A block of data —

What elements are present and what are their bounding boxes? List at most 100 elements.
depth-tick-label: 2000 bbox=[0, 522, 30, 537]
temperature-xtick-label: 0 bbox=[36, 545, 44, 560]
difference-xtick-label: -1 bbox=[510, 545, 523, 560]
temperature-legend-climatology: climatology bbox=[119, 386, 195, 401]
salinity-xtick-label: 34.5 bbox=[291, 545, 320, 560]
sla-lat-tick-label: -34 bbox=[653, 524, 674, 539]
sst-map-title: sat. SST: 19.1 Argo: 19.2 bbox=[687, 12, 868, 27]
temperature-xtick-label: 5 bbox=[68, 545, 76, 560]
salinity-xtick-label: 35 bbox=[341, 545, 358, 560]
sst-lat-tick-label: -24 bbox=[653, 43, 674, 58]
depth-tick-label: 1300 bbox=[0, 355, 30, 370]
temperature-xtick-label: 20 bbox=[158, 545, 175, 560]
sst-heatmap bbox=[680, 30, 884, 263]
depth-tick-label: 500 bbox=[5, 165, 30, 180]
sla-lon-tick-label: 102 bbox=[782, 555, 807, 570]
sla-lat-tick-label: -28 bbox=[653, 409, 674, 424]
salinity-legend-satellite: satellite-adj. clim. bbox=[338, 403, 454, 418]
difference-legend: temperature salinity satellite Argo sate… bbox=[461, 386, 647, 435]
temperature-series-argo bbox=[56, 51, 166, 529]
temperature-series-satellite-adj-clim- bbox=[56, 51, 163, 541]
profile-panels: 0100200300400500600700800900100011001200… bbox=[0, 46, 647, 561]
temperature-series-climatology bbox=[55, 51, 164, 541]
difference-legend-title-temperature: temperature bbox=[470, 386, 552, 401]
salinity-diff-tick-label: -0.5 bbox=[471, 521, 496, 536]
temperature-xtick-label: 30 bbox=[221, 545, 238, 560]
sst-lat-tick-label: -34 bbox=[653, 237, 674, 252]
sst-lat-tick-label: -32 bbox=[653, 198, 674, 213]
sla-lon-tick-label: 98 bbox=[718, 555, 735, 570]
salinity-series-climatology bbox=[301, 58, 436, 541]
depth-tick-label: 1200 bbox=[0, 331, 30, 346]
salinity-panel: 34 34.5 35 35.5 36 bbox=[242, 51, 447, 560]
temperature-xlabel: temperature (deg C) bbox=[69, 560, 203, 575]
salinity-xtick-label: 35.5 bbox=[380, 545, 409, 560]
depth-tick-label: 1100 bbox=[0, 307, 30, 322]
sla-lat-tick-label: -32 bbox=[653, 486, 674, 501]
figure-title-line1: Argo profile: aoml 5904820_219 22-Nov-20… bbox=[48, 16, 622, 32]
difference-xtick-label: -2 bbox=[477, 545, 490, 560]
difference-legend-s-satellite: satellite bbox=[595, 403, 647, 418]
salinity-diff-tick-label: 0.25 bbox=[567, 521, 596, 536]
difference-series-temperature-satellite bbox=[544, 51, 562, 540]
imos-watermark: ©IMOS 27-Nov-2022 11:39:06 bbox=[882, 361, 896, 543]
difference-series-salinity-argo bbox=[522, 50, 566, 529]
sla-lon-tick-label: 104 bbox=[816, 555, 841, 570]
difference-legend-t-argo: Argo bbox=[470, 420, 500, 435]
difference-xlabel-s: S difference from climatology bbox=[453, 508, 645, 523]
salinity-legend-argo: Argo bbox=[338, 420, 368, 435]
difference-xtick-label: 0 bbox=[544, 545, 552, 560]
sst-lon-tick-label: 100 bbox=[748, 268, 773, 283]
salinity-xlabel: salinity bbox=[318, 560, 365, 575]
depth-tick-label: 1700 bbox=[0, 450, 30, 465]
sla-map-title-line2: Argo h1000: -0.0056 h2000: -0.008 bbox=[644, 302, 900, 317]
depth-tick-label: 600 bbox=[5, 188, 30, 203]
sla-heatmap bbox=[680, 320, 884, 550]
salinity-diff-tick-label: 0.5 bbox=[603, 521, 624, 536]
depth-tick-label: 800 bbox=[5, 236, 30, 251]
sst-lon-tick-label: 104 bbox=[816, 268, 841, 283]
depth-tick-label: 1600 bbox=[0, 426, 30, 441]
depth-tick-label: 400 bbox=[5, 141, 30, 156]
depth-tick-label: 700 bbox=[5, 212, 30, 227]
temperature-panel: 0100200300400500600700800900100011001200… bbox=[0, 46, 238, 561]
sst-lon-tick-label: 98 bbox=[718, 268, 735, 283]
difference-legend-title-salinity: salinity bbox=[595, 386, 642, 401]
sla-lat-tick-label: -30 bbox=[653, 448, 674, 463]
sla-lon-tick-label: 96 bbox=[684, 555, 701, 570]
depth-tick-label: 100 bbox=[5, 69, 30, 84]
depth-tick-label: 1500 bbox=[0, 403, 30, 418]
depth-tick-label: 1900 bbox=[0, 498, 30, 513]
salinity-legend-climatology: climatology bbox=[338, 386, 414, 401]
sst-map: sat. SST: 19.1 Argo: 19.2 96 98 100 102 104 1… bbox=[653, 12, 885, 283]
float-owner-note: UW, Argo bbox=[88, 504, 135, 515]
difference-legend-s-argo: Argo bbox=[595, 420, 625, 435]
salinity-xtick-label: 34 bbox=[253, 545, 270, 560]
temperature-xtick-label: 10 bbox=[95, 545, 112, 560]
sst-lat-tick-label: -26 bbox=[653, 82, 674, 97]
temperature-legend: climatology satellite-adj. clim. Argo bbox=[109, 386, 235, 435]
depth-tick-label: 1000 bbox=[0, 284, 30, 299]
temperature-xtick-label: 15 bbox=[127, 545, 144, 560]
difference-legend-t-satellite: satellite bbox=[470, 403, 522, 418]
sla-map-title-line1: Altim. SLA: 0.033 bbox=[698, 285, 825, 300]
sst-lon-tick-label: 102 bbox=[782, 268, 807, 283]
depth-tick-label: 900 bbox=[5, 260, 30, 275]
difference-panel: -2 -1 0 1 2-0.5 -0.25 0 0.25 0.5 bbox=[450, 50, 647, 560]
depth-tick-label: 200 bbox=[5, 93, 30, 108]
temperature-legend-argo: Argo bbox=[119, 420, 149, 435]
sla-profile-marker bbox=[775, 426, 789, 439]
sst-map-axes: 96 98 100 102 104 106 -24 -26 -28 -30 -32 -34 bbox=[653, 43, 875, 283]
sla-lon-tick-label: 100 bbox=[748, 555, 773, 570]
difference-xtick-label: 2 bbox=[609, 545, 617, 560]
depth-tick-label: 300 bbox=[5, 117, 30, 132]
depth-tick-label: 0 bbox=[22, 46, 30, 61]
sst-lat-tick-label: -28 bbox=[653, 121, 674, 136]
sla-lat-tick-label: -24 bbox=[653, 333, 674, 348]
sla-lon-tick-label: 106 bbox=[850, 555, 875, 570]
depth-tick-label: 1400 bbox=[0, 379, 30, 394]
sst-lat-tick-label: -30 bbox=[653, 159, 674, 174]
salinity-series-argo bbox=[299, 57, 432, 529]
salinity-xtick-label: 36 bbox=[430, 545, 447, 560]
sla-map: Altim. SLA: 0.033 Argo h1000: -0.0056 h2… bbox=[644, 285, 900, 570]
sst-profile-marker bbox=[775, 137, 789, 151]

PROBLEM DETAILS — Give every line of the records above as a Markdown table with two columns, Row and Record line. Number the rows and leave out any blank lines.

RESPONSE —
| Row | Record line |
|---|---|
| 1 | What elements are present and what are their bounding boxes? List at most 100 elements. |
| 2 | depth-tick-label: 2000 bbox=[0, 522, 30, 537] |
| 3 | temperature-xtick-label: 0 bbox=[36, 545, 44, 560] |
| 4 | difference-xtick-label: -1 bbox=[510, 545, 523, 560] |
| 5 | temperature-legend-climatology: climatology bbox=[119, 386, 195, 401] |
| 6 | salinity-xtick-label: 34.5 bbox=[291, 545, 320, 560] |
| 7 | sla-lat-tick-label: -34 bbox=[653, 524, 674, 539] |
| 8 | sst-map-title: sat. SST: 19.1 Argo: 19.2 bbox=[687, 12, 868, 27] |
| 9 | temperature-xtick-label: 5 bbox=[68, 545, 76, 560] |
| 10 | salinity-xtick-label: 35 bbox=[341, 545, 358, 560] |
| 11 | sst-lat-tick-label: -24 bbox=[653, 43, 674, 58] |
| 12 | depth-tick-label: 1300 bbox=[0, 355, 30, 370] |
| 13 | temperature-xtick-label: 20 bbox=[158, 545, 175, 560] |
| 14 | sst-heatmap bbox=[680, 30, 884, 263] |
| 15 | depth-tick-label: 500 bbox=[5, 165, 30, 180] |
| 16 | sla-lon-tick-label: 102 bbox=[782, 555, 807, 570] |
| 17 | sla-lat-tick-label: -28 bbox=[653, 409, 674, 424] |
| 18 | salinity-legend-satellite: satellite-adj. clim. bbox=[338, 403, 454, 418] |
| 19 | difference-legend: temperature salinity satellite Argo sate… bbox=[461, 386, 647, 435] |
| 20 | temperature-series-argo bbox=[56, 51, 166, 529] |
| 21 | temperature-series-satellite-adj-clim- bbox=[56, 51, 163, 541] |
| 22 | profile-panels: 0100200300400500600700800900100011001200… bbox=[0, 46, 647, 561] |
| 23 | temperature-series-climatology bbox=[55, 51, 164, 541] |
| 24 | difference-legend-title-temperature: temperature bbox=[470, 386, 552, 401] |
| 25 | salinity-diff-tick-label: -0.5 bbox=[471, 521, 496, 536] |
| 26 | temperature-xtick-label: 30 bbox=[221, 545, 238, 560] |
| 27 | sst-lat-tick-label: -34 bbox=[653, 237, 674, 252] |
| 28 | sst-lat-tick-label: -32 bbox=[653, 198, 674, 213] |
| 29 | sla-lon-tick-label: 98 bbox=[718, 555, 735, 570] |
| 30 | salinity-series-climatology bbox=[301, 58, 436, 541] |
| 31 | depth-tick-label: 1200 bbox=[0, 331, 30, 346] |
| 32 | salinity-panel: 34 34.5 35 35.5 36 bbox=[242, 51, 447, 560] |
| 33 | temperature-xlabel: temperature (deg C) bbox=[69, 560, 203, 575] |
| 34 | salinity-xtick-label: 35.5 bbox=[380, 545, 409, 560] |
| 35 | depth-tick-label: 1100 bbox=[0, 307, 30, 322] |
| 36 | sla-lat-tick-label: -32 bbox=[653, 486, 674, 501] |
| 37 | figure-title-line1: Argo profile: aoml 5904820_219 22-Nov-20… bbox=[48, 16, 622, 32] |
| 38 | difference-xtick-label: -2 bbox=[477, 545, 490, 560] |
| 39 | difference-legend-s-satellite: satellite bbox=[595, 403, 647, 418] |
| 40 | salinity-diff-tick-label: 0.25 bbox=[567, 521, 596, 536] |
| 41 | difference-series-temperature-satellite bbox=[544, 51, 562, 540] |
| 42 | imos-watermark: ©IMOS 27-Nov-2022 11:39:06 bbox=[882, 361, 896, 543] |
| 43 | difference-series-salinity-argo bbox=[522, 50, 566, 529] |
| 44 | sla-lon-tick-label: 104 bbox=[816, 555, 841, 570] |
| 45 | difference-legend-t-argo: Argo bbox=[470, 420, 500, 435] |
| 46 | difference-xlabel-s: S difference from climatology bbox=[453, 508, 645, 523] |
| 47 | salinity-legend-argo: Argo bbox=[338, 420, 368, 435] |
| 48 | difference-xtick-label: 0 bbox=[544, 545, 552, 560] |
| 49 | sst-lon-tick-label: 100 bbox=[748, 268, 773, 283] |
| 50 | salinity-xlabel: salinity bbox=[318, 560, 365, 575] |
| 51 | depth-tick-label: 1700 bbox=[0, 450, 30, 465] |
| 52 | sla-map-title-line2: Argo h1000: -0.0056 h2000: -0.008 bbox=[644, 302, 900, 317] |
| 53 | depth-tick-label: 600 bbox=[5, 188, 30, 203] |
| 54 | sla-heatmap bbox=[680, 320, 884, 550] |
| 55 | salinity-diff-tick-label: 0.5 bbox=[603, 521, 624, 536] |
| 56 | depth-tick-label: 800 bbox=[5, 236, 30, 251] |
| 57 | sst-lon-tick-label: 104 bbox=[816, 268, 841, 283] |
| 58 | depth-tick-label: 1600 bbox=[0, 426, 30, 441] |
| 59 | depth-tick-label: 400 bbox=[5, 141, 30, 156] |
| 60 | depth-tick-label: 700 bbox=[5, 212, 30, 227] |
| 61 | temperature-panel: 0100200300400500600700800900100011001200… bbox=[0, 46, 238, 561] |
| 62 | sst-lon-tick-label: 98 bbox=[718, 268, 735, 283] |
| 63 | difference-legend-title-salinity: salinity bbox=[595, 386, 642, 401] |
| 64 | sla-lat-tick-label: -30 bbox=[653, 448, 674, 463] |
| 65 | sla-lon-tick-label: 96 bbox=[684, 555, 701, 570] |
| 66 | depth-tick-label: 100 bbox=[5, 69, 30, 84] |
| 67 | depth-tick-label: 1500 bbox=[0, 403, 30, 418] |
| 68 | depth-tick-label: 1900 bbox=[0, 498, 30, 513] |
| 69 | salinity-legend-climatology: climatology bbox=[338, 386, 414, 401] |
| 70 | sst-map: sat. SST: 19.1 Argo: 19.2 96 98 100 102 104 1… bbox=[653, 12, 885, 283] |
| 71 | float-owner-note: UW, Argo bbox=[88, 504, 135, 515] |
| 72 | difference-legend-s-argo: Argo bbox=[595, 420, 625, 435] |
| 73 | salinity-xtick-label: 34 bbox=[253, 545, 270, 560] |
| 74 | temperature-xtick-label: 10 bbox=[95, 545, 112, 560] |
| 75 | sst-lat-tick-label: -26 bbox=[653, 82, 674, 97] |
| 76 | temperature-legend: climatology satellite-adj. clim. Argo bbox=[109, 386, 235, 435] |
| 77 | depth-tick-label: 1000 bbox=[0, 284, 30, 299] |
| 78 | temperature-xtick-label: 15 bbox=[127, 545, 144, 560] |
| 79 | difference-legend-t-satellite: satellite bbox=[470, 403, 522, 418] |
| 80 | sla-map-title-line1: Altim. SLA: 0.033 bbox=[698, 285, 825, 300] |
| 81 | sst-lon-tick-label: 102 bbox=[782, 268, 807, 283] |
| 82 | depth-tick-label: 900 bbox=[5, 260, 30, 275] |
| 83 | difference-panel: -2 -1 0 1 2-0.5 -0.25 0 0.25 0.5 bbox=[450, 50, 647, 560] |
| 84 | depth-tick-label: 200 bbox=[5, 93, 30, 108] |
| 85 | temperature-legend-argo: Argo bbox=[119, 420, 149, 435] |
| 86 | sla-profile-marker bbox=[775, 426, 789, 439] |
| 87 | sst-map-axes: 96 98 100 102 104 106 -24 -26 -28 -30 -32 -34 bbox=[653, 43, 875, 283] |
| 88 | sla-lon-tick-label: 100 bbox=[748, 555, 773, 570] |
| 89 | difference-xtick-label: 2 bbox=[609, 545, 617, 560] |
| 90 | depth-tick-label: 300 bbox=[5, 117, 30, 132] |
| 91 | depth-tick-label: 0 bbox=[22, 46, 30, 61] |
| 92 | sst-lat-tick-label: -28 bbox=[653, 121, 674, 136] |
| 93 | sla-lat-tick-label: -24 bbox=[653, 333, 674, 348] |
| 94 | sla-lon-tick-label: 106 bbox=[850, 555, 875, 570] |
| 95 | depth-tick-label: 1400 bbox=[0, 379, 30, 394] |
| 96 | sst-lat-tick-label: -30 bbox=[653, 159, 674, 174] |
| 97 | salinity-series-argo bbox=[299, 57, 432, 529] |
| 98 | salinity-xtick-label: 36 bbox=[430, 545, 447, 560] |
| 99 | sla-map: Altim. SLA: 0.033 Argo h1000: -0.0056 h2… bbox=[644, 285, 900, 570] |
| 100 | sst-profile-marker bbox=[775, 137, 789, 151] |